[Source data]
# # #

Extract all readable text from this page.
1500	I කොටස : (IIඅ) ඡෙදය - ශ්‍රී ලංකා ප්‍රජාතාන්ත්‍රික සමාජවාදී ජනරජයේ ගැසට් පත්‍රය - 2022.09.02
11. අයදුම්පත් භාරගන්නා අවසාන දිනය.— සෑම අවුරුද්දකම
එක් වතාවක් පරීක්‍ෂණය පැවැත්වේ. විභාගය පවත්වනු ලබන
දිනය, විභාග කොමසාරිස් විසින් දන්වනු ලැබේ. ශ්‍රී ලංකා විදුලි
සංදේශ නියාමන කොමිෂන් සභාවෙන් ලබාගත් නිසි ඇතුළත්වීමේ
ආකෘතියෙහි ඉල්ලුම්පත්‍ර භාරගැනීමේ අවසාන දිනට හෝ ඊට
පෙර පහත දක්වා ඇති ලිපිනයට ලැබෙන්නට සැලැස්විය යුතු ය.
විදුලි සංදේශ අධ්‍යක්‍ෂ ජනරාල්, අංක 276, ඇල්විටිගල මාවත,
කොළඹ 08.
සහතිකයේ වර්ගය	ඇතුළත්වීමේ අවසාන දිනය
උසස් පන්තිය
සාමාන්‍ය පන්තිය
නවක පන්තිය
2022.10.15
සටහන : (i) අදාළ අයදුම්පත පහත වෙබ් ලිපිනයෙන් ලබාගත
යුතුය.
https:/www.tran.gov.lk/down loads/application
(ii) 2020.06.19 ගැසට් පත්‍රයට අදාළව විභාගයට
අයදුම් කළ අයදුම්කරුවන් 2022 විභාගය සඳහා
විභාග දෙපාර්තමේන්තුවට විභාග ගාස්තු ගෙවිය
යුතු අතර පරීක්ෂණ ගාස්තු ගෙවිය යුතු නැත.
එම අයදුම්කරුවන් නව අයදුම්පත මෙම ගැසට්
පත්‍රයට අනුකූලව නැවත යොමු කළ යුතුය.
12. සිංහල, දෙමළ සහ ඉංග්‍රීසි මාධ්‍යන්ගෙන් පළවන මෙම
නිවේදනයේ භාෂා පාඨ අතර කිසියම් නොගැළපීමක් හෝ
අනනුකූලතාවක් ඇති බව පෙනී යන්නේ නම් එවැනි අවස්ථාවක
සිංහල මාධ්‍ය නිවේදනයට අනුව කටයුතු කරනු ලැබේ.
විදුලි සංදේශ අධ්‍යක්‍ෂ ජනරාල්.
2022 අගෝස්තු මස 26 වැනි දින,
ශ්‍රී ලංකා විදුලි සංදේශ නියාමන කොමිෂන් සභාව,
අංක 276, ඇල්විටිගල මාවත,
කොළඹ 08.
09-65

# # #

Write down the full listing again, exactly.

▶ [Exercise solution]:
Extract all readable text from this page.
1500	I කොටස : (IIඅ) ඡෙදය - ශ්‍රී ලංකා ප්‍රජාතාන්ත්‍රික සමාජවාදී ජනරජයේ ගැසට් පත්‍රය - 2022.09.02
11. අයදුම්පත් භාරගන්නා අවසාන දිනය.— සෑම අවුරුද්දකම
එක් වතාවක් පරීක්‍ෂණය පැවැත්වේ. විභාගය පවත්වනු ලබන
දිනය, විභාග කොමසාරිස් විසින් දන්වනු ලැබේ. ශ්‍රී ලංකා විදුලි
සංදේශ නියාමන කොමිෂන් සභාවෙන් ලබාගත් නිසි ඇතුළත්වීමේ
ආකෘතියෙහි ඉල්ලුම්පත්‍ර භාරගැනීමේ අවසාන දිනට හෝ ඊට
පෙර පහත දක්වා ඇති ලිපිනයට ලැබෙන්නට සැලැස්විය යුතු ය.
විදුලි සංදේශ අධ්‍යක්‍ෂ ජනරාල්, අංක 276, ඇල්විටිගල මාවත,
කොළඹ 08.
සහතිකයේ වර්ගය	ඇතුළත්වීමේ අවසාන දිනය
උසස් පන්තිය
සාමාන්‍ය පන්තිය
නවක පන්තිය
2022.10.15
සටහන : (i) අදාළ අයදුම්පත පහත වෙබ් ලිපිනයෙන් ලබාගත
යුතුය.
https:/www.tran.gov.lk/down loads/application
(ii) 2020.06.19 ගැසට් පත්‍රයට අදාළව විභාගයට
අයදුම් කළ අයදුම්කරුවන් 2022 විභාගය සඳහා
විභාග දෙපාර්තමේන්තුවට විභාග ගාස්තු ගෙවිය
යුතු අතර පරීක්ෂණ ගාස්තු ගෙවිය යුතු නැත.
එම අයදුම්කරුවන් නව අයදුම්පත මෙම ගැසට්
පත්‍රයට අනුකූලව නැවත යොමු කළ යුතුය.
12. සිංහල, දෙමළ සහ ඉංග්‍රීසි මාධ්‍යන්ගෙන් පළවන මෙම
නිවේදනයේ භාෂා පාඨ අතර කිසියම් නොගැළපීමක් හෝ
අනනුකූලතාවක් ඇති බව පෙනී යන්නේ නම් එවැනි අවස්ථාවක
සිංහල මාධ්‍ය නිවේදනයට අනුව කටයුතු කරනු ලැබේ.
විදුලි සංදේශ අධ්‍යක්‍ෂ ජනරාල්.
2022 අගෝස්තු මස 26 වැනි දින,
ශ්‍රී ලංකා විදුලි සංදේශ නියාමන කොමිෂන් සභාව,
අංක 276, ඇල්විටිගල මාවත,
කොළඹ 08.
09-65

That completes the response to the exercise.